Citez mot pour mot le passage du texte sur la sculptrice Malbine qui va de « L’éclat de la » jusqu’à « projeter avec bonheur. ».

* Extrait choisi:
------

Tel un acte de résistance, les œuvres sereines de Malbine, célèbre sculptrice troinésienne, tranchent sur l’anxiété du monde. Les huit statues de bronze qu’héberge le parc qui porte son nom près de la Mairie sont à l’écho d’une vie de création vouée à la paix, à l’humanisme et à l’ouverture au monde.
En mai 2020, Malbine âgée de 103 ans s’en est allée sculpter dans d’autres jardins. Son nom n’était pas forcément familier aux oreilles des Genevois, mais son œuvre accompagne depuis longtemps le flâneur à travers les espaces publics du canton. Des deux fillettes complices, ballon et cerceau à la main, dans le parc de Malbine, au «Petit Acrobate» en équilibre sur son ballon à la Cité Universitaire en passant par «La Fille au poisson» au parc des Cropettes, Malbine a ponctué promenades et jardins de ses statues. «Il s’agit de l’artiste la plus exposée à Genève», relève Jacques Boesch, coauteur d’un ouvrage sur la créatrice et également secrétaire général d’Art for Help, la fondation qu’elle avait constituée en 2011 pour venir en aide à l’enfance en détresse via le soutien à des organisations humanitaires.
Les huit statues de grand format installés depuis 2017 dans le parc qui porte son nom à Troinex évoquent son rapport fervent aux corps graciles, innocents, tous révélateurs d’une œuvre consacrée principalement à l’enfance, à l’adolescence et à la maternité. Un concentré d’énergie positive, ode à la sérénité, qui s’accorde curieusement avec le tempérament de feu de l’artiste. Libre, n’en faisant qu’à sa tête, en totale résonance avec son ressenti profond, elle avait, dit-on, un caractère bien trempé et une force de vie inouïe. Malbine a creusé son sillon artistique sans se soucier des évolutions artistiques, tournant le dos à l’abstraction des années d’après-guerre. A l’absurdité et aux horreurs du monde, elle opposera une vision idéale de beauté et de douceur à travers le figuratif qui réveille volontiers la mémoire de l’intemporalité.
L’éclat de la vie
Le nom de Malbine qui signifie en hébreu «celle qui fait briller, qui donne la lumière» convient bien à cette femme qui a su transmettre à ses créations le rayonnement de la vie. Leur simplicité allégorique et les évidences de leur propos font que tout un chacun peut s’y reconnaître, voire s’y projeter avec bonheur.

------

Entrées de données enregistrées:

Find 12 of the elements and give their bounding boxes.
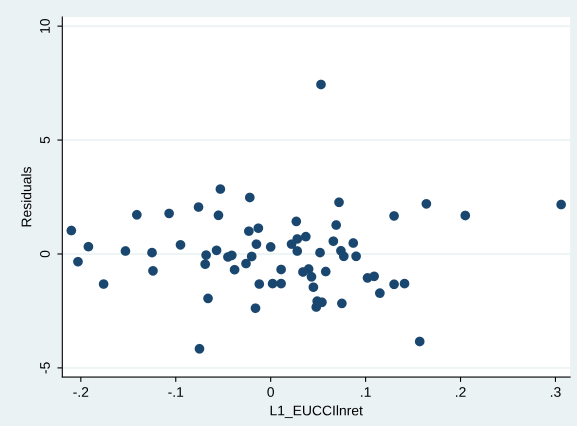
y-tick-label: 10 (40, 18, 50, 33)
y-tick-label: -5 (40, 362, 50, 374)
y-axis-title: Residuals (21, 167, 32, 226)
y-tick-label: 5 (40, 136, 50, 144)
x-tick-label: .3 (550, 387, 561, 397)
x-tick-label: .2 (456, 387, 466, 397)
x-tick-label: .1 (361, 387, 371, 397)
x-axis-title: L1_EUCCIlnret (270, 405, 363, 418)
y-tick-label: 0 (40, 250, 50, 258)
x-tick-label: 0 (267, 387, 274, 397)
x-tick-label: -.1 (168, 387, 184, 397)
x-tick-label: -.2 (73, 387, 88, 397)
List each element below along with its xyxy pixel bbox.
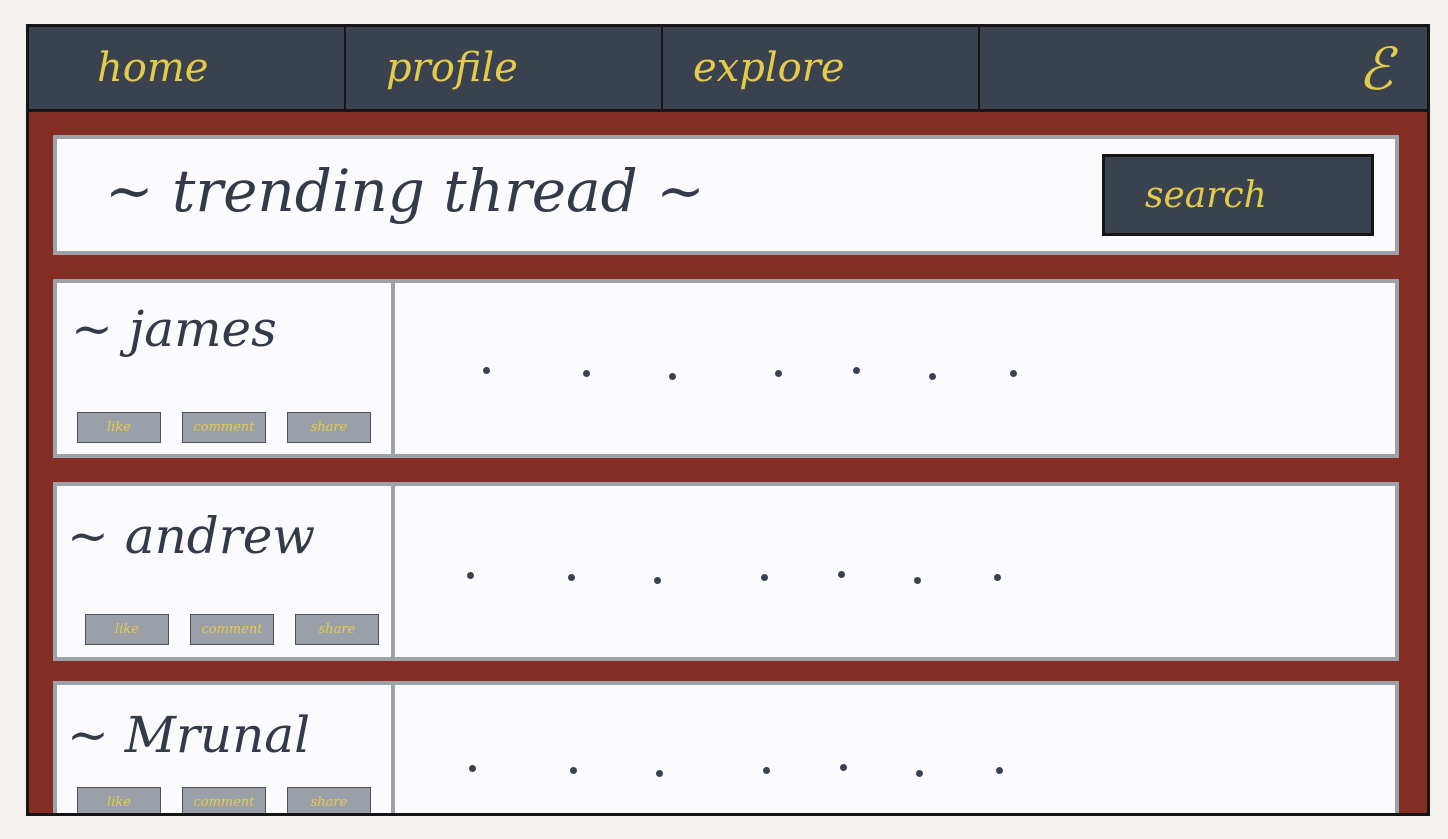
comment-button[interactable]: comment (182, 787, 266, 813)
content-dot (583, 370, 590, 377)
post-author[interactable]: ~ james (71, 300, 277, 358)
content-dot (763, 767, 770, 774)
comment-button[interactable]: comment (182, 412, 266, 443)
post-author-panel: ~ Mrunal like comment share (57, 685, 395, 813)
post-actions: like comment share (85, 614, 379, 645)
content-dot (656, 770, 663, 777)
like-button[interactable]: like (77, 787, 161, 813)
post-content (399, 685, 1395, 813)
top-nav: home profile explore ℰ (29, 27, 1427, 112)
nav-spacer: ℰ (980, 27, 1427, 109)
post-author-panel: ~ andrew like comment share (57, 486, 395, 657)
like-button[interactable]: like (85, 614, 169, 645)
post-author[interactable]: ~ andrew (67, 507, 316, 565)
comment-button[interactable]: comment (190, 614, 274, 645)
content-dot (483, 367, 490, 374)
post-content (399, 283, 1395, 454)
post-card: ~ Mrunal like comment share (53, 681, 1399, 813)
app-frame: home profile explore ℰ ~ trending thread… (26, 24, 1430, 816)
content-dot (467, 572, 474, 579)
content-dot (996, 767, 1003, 774)
content-dot (775, 370, 782, 377)
content-dot (914, 577, 921, 584)
post-author[interactable]: ~ Mrunal (67, 706, 311, 764)
content-dot (570, 767, 577, 774)
thread-header: ~ trending thread ~ search (53, 135, 1399, 255)
content-dot (838, 571, 845, 578)
post-actions: like comment share (77, 787, 371, 813)
post-content (399, 486, 1395, 657)
content-dot (994, 574, 1001, 581)
content-dot (654, 577, 661, 584)
nav-explore[interactable]: explore (663, 27, 980, 109)
content-dot (669, 373, 676, 380)
share-button[interactable]: share (287, 787, 371, 813)
like-button[interactable]: like (77, 412, 161, 443)
content-dot (761, 574, 768, 581)
content-dot (1010, 370, 1017, 377)
nav-home[interactable]: home (29, 27, 346, 109)
page-title: ~ trending thread ~ (105, 157, 705, 225)
share-button[interactable]: share (287, 412, 371, 443)
content-dot (929, 373, 936, 380)
share-button[interactable]: share (295, 614, 379, 645)
nav-profile[interactable]: profile (346, 27, 663, 109)
content-dot (853, 367, 860, 374)
content-dot (916, 770, 923, 777)
content-dot (469, 765, 476, 772)
post-card: ~ andrew like comment share (53, 482, 1399, 661)
search-button[interactable]: search (1102, 154, 1374, 236)
post-author-panel: ~ james like comment share (57, 283, 395, 454)
post-card: ~ james like comment share (53, 279, 1399, 458)
content-dot (840, 764, 847, 771)
post-actions: like comment share (77, 412, 371, 443)
content-dot (568, 574, 575, 581)
logo[interactable]: ℰ (1357, 35, 1393, 103)
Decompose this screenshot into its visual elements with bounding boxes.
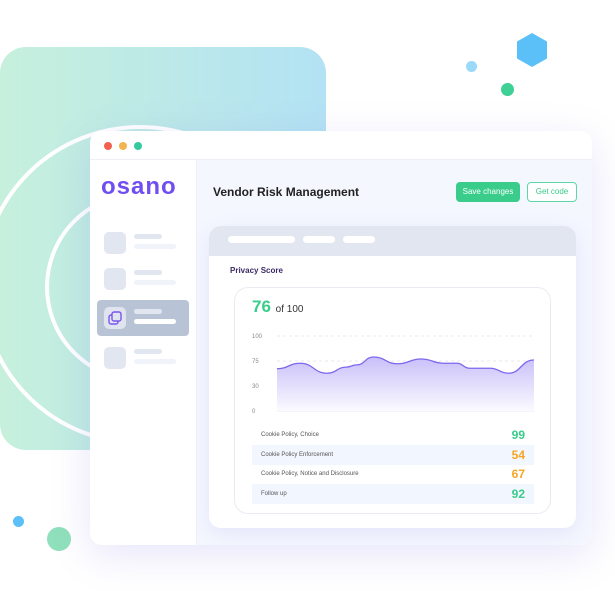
close-dot[interactable] xyxy=(104,142,112,150)
maximize-dot[interactable] xyxy=(134,142,142,150)
chart-line xyxy=(276,356,535,374)
row-label: Follow up xyxy=(261,490,287,497)
title-bar xyxy=(90,131,592,160)
placeholder-icon xyxy=(104,232,126,254)
y-tick-label: 100 xyxy=(252,334,263,340)
score-row: Follow up 92 xyxy=(252,483,534,504)
get-code-button[interactable]: Get code xyxy=(527,182,577,202)
sidebar-item[interactable] xyxy=(97,225,189,261)
y-tick-label: 30 xyxy=(252,384,259,390)
row-label: Cookie Policy Enforcement xyxy=(261,451,334,458)
card-header xyxy=(209,226,576,256)
score-panel: 76 of 100 100 75 30 0 Cookie Policy, Choice… xyxy=(234,287,551,514)
app-window: osano Vendor Risk Management Save change… xyxy=(90,131,592,545)
decor-dot xyxy=(501,83,514,96)
score-row: Cookie Policy Enforcement 54 xyxy=(252,444,534,465)
y-tick-label: 0 xyxy=(252,409,256,415)
placeholder-icon xyxy=(104,268,126,290)
row-label: Cookie Policy, Choice xyxy=(261,432,319,438)
row-label: Cookie Policy, Notice and Disclosure xyxy=(261,471,359,477)
score-row: Cookie Policy, Choice 99 xyxy=(252,425,534,445)
minimize-dot[interactable] xyxy=(119,142,127,150)
decor-dot xyxy=(13,516,24,527)
save-changes-button[interactable]: Save changes xyxy=(456,182,520,202)
row-value: 54 xyxy=(511,447,525,462)
sidebar-item[interactable] xyxy=(97,261,189,297)
page-title: Vendor Risk Management xyxy=(213,185,360,199)
y-tick-label: 75 xyxy=(252,359,259,365)
logo: osano xyxy=(101,173,177,200)
section-title: Privacy Score xyxy=(230,266,283,275)
score-row: Cookie Policy, Notice and Disclosure 67 xyxy=(252,464,534,484)
sidebar-item-active[interactable] xyxy=(97,300,189,336)
placeholder-icon xyxy=(104,347,126,369)
row-value: 67 xyxy=(511,467,525,481)
score-value: 76 of 100 xyxy=(252,297,304,316)
row-value: 92 xyxy=(511,486,525,501)
decor-dot xyxy=(466,61,477,72)
chart-area xyxy=(277,357,534,411)
score-chart: 100 75 30 0 xyxy=(252,334,535,415)
copy-icon xyxy=(104,307,126,329)
sidebar: osano xyxy=(90,160,197,545)
main-content: Vendor Risk Management Save changes Get … xyxy=(197,160,592,545)
decor-dot xyxy=(47,527,71,551)
privacy-score-card: Privacy Score 76 of 100 100 75 30 0 Cookie … xyxy=(209,226,576,528)
hexagon-decor-icon xyxy=(517,33,547,67)
row-value: 99 xyxy=(511,428,525,442)
sidebar-item[interactable] xyxy=(97,340,189,376)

------

* Résultat attendu:
L’éclat de la vie
Le nom de Malbine qui signifie en hébreu «celle qui fait briller, qui donne la lumière» convient bien à cette femme qui a su transmettre à ses créations le rayonnement de la vie. Leur simplicité allégorique et les évidences de leur propos font que tout un chacun peut s’y reconnaître, voire s’y projeter avec bonheur.